— start Records supplied —

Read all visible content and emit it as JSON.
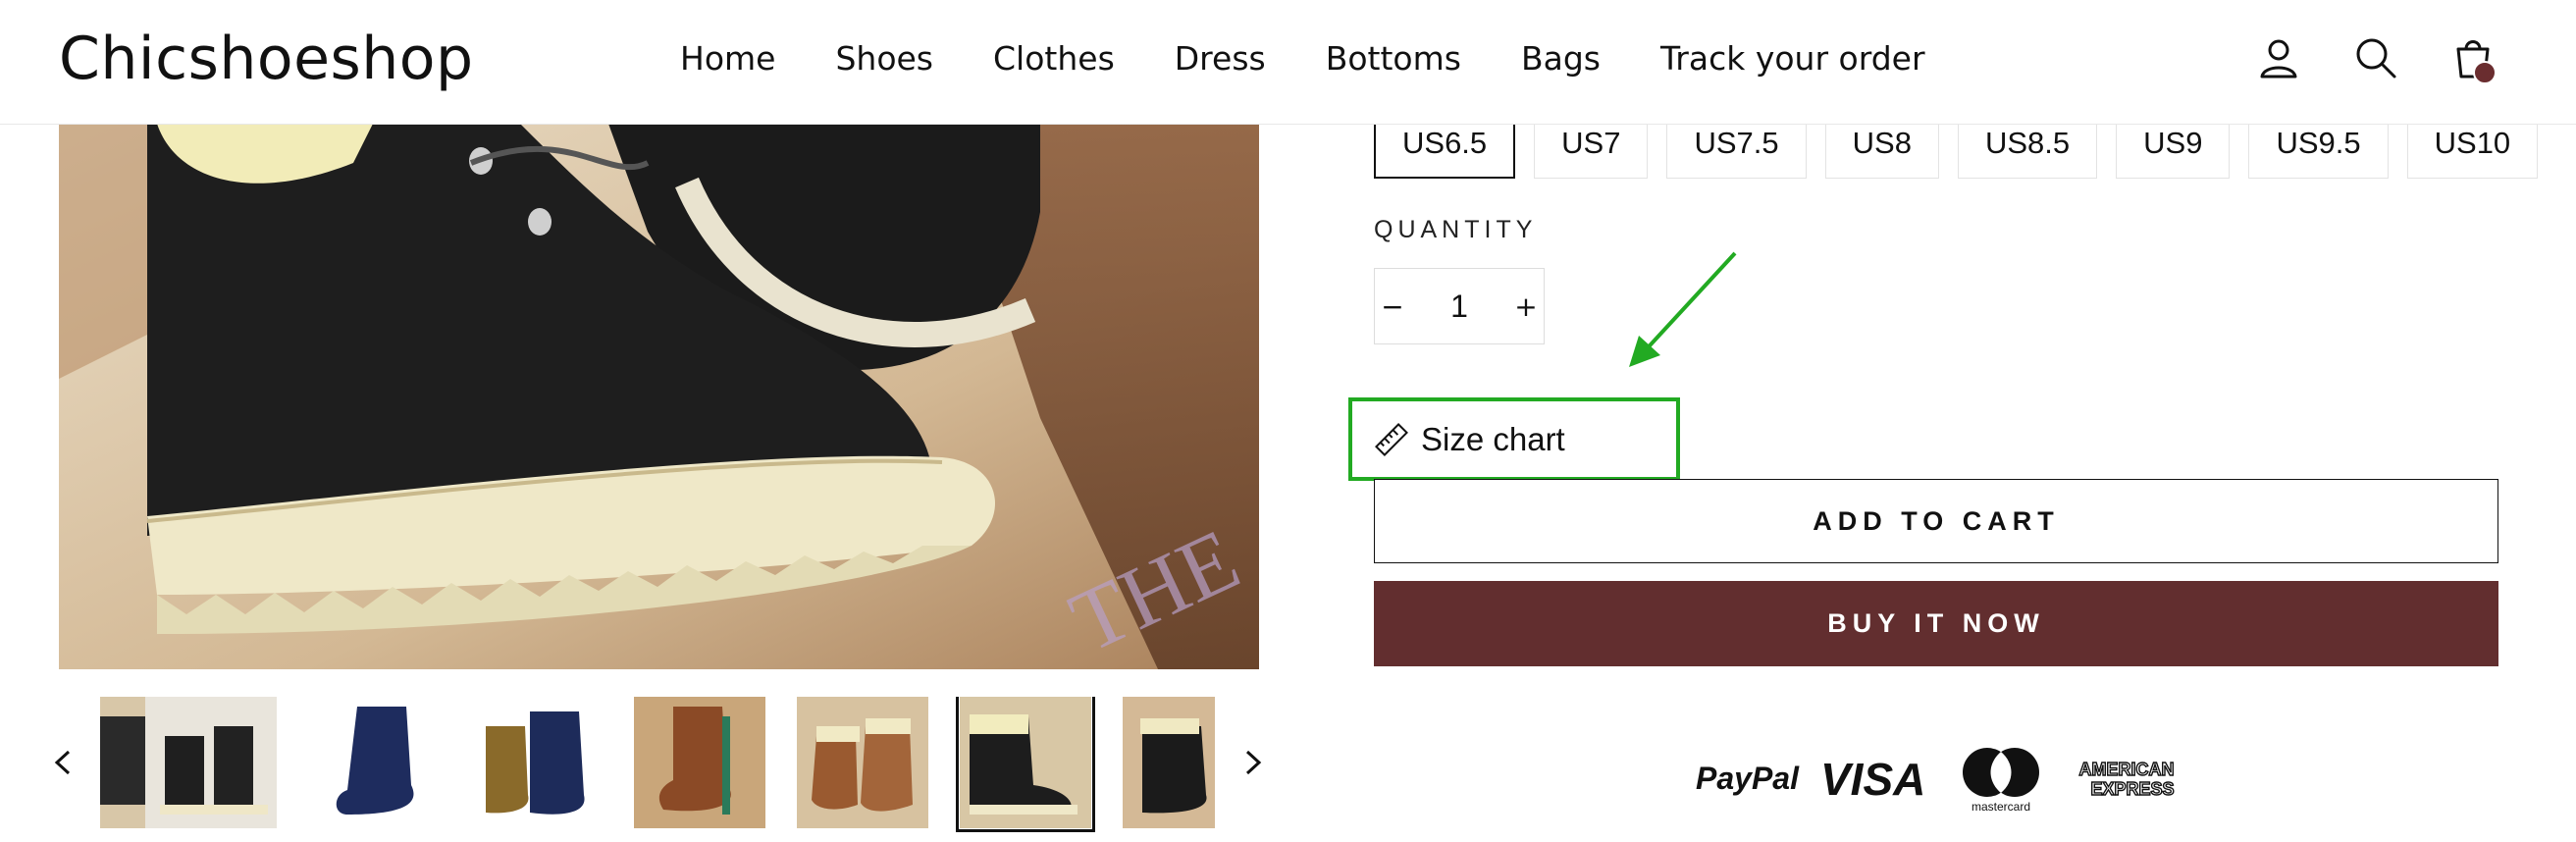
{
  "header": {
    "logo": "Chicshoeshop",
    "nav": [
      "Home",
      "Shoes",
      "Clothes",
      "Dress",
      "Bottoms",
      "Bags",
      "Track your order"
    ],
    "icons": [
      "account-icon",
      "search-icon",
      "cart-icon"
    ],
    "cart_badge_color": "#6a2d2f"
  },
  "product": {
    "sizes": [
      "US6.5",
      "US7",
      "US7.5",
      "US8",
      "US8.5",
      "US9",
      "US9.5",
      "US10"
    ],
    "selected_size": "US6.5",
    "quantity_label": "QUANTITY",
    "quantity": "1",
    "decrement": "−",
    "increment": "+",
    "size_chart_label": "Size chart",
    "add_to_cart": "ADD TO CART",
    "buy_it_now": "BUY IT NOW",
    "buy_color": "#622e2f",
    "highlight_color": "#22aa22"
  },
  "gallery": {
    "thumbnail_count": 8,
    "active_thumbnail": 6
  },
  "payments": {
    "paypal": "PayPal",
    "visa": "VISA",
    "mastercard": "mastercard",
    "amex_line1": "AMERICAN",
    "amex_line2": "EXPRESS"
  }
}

— end Records supplied —
— start Records supplied —

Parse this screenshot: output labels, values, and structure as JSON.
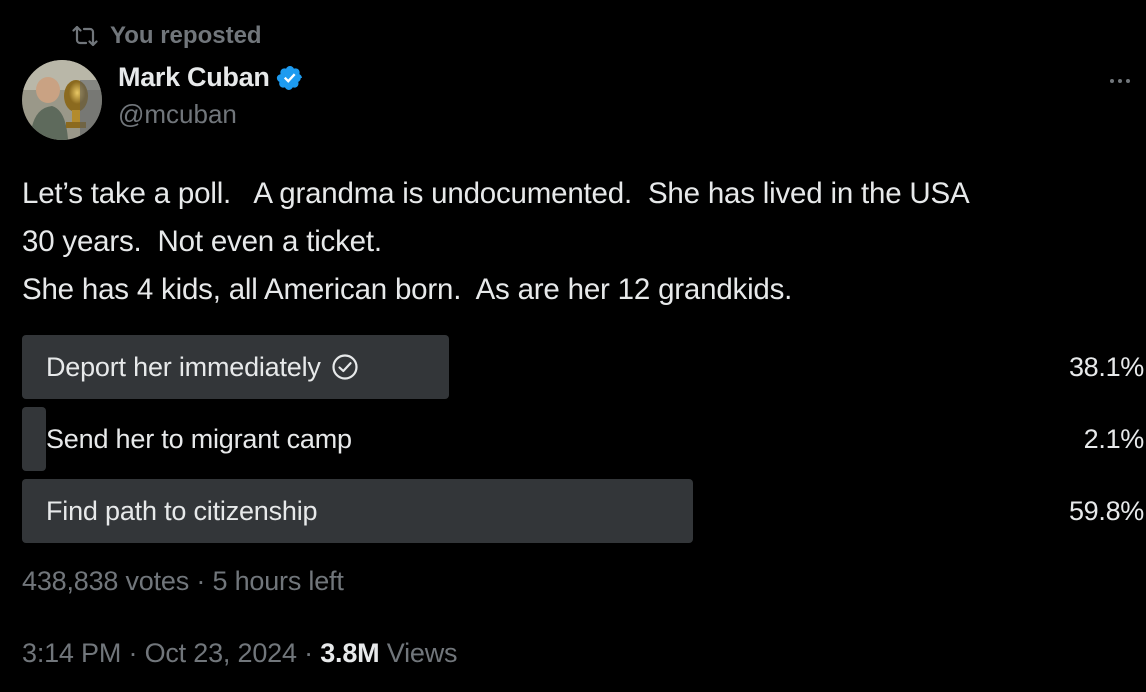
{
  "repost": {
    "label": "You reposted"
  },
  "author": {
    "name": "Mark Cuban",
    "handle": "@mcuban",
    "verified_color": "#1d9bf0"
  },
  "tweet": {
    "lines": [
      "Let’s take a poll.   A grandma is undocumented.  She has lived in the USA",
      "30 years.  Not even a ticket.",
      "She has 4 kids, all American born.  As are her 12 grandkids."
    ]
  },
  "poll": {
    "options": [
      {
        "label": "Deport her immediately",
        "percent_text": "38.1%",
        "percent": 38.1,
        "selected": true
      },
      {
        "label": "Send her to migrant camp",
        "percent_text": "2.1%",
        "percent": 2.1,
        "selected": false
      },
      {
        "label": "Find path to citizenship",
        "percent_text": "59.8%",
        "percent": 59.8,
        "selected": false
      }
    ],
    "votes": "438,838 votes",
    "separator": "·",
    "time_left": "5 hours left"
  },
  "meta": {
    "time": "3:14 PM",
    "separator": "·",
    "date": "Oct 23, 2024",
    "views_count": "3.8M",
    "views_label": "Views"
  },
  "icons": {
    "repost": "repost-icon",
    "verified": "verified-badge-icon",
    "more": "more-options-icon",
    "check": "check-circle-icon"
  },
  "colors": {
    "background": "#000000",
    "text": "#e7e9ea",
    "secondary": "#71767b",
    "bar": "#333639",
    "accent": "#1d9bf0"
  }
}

— end Records supplied —
— start Records supplied —

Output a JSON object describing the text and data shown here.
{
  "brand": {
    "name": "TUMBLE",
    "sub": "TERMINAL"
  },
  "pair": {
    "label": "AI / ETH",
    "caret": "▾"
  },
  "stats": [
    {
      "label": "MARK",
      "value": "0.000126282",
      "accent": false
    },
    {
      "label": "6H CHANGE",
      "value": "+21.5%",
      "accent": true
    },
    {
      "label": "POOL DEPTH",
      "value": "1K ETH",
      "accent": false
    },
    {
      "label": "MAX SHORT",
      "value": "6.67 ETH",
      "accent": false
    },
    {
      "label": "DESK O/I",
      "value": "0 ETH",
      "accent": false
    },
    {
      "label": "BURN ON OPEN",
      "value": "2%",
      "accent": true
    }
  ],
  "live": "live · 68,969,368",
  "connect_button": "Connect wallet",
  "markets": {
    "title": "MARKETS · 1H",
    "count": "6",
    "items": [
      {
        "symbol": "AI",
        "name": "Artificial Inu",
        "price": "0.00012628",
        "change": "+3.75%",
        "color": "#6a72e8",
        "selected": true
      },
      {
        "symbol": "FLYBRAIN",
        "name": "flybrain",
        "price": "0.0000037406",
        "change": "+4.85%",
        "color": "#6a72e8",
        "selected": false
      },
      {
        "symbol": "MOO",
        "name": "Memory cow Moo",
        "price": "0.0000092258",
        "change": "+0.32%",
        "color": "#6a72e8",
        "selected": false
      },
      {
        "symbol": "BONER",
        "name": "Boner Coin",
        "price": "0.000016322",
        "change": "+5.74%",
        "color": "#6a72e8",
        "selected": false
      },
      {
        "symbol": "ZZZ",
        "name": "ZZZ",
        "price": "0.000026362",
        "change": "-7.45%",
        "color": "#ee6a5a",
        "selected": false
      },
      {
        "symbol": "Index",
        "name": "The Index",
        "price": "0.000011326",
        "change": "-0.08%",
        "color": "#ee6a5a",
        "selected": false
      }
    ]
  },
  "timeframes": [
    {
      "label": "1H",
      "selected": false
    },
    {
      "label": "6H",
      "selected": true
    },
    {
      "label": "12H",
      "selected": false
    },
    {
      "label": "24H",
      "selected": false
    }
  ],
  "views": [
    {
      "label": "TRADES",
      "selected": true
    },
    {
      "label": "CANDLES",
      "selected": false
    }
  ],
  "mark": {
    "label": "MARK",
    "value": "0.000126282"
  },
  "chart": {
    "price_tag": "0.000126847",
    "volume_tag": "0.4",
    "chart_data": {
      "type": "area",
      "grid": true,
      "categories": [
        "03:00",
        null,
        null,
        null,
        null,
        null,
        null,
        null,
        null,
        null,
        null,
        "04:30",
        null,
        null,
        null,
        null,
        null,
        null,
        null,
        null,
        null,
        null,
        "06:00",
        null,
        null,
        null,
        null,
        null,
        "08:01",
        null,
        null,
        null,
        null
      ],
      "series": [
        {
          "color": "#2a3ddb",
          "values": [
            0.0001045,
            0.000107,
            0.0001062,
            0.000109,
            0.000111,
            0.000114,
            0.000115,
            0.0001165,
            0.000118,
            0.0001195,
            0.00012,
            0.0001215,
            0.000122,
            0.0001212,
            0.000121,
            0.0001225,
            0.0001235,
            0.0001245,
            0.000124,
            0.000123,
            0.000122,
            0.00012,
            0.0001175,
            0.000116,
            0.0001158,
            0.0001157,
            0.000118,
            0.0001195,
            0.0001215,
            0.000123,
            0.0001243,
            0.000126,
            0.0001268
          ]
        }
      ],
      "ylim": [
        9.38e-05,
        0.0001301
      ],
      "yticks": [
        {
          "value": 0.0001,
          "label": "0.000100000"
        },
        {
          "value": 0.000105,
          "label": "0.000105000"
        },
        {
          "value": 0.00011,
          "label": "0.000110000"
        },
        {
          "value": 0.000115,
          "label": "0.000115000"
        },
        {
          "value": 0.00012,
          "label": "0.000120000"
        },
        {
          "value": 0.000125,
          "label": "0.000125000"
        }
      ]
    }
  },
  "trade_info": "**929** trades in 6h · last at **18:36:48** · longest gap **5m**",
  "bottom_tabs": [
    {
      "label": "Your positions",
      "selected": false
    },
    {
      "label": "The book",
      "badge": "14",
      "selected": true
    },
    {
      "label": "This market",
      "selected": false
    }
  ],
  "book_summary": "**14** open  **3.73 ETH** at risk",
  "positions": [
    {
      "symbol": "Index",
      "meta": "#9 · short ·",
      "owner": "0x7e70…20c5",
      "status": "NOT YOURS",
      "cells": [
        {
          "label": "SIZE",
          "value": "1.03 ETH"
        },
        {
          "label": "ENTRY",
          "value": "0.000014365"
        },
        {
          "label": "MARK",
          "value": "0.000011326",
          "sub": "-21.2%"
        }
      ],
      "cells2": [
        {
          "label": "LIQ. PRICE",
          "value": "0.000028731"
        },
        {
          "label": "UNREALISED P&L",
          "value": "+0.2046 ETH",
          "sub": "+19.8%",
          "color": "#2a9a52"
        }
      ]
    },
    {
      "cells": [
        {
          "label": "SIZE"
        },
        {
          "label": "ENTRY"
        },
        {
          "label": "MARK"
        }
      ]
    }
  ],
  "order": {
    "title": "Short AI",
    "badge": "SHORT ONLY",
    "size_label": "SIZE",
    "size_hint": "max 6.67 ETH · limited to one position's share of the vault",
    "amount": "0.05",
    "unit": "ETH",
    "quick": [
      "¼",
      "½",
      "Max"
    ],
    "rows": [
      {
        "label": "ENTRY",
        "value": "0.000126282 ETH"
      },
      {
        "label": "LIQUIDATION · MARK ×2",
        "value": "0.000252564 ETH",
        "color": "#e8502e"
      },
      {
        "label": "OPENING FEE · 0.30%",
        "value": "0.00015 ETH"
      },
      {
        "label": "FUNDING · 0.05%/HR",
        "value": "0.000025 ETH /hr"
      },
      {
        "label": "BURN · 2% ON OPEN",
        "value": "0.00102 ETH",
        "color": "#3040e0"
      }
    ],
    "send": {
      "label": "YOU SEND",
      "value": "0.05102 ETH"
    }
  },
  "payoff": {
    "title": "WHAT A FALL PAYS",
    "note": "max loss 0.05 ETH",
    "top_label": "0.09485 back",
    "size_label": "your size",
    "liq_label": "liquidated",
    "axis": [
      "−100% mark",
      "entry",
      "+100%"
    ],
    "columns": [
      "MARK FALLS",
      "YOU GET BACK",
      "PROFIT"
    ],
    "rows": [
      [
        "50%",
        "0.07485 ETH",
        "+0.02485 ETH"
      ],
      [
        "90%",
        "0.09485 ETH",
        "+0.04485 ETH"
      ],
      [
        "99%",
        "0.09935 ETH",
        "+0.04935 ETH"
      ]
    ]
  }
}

— end Records supplied —

What you need to do ::
Show the lines of the material that contain the word "symbol".

Complete answer ::
        "symbol": "AI",
        "symbol": "FLYBRAIN",
        "symbol": "MOO",
        "symbol": "BONER",
        "symbol": "ZZZ",
        "symbol": "Index",
      "symbol": "Index",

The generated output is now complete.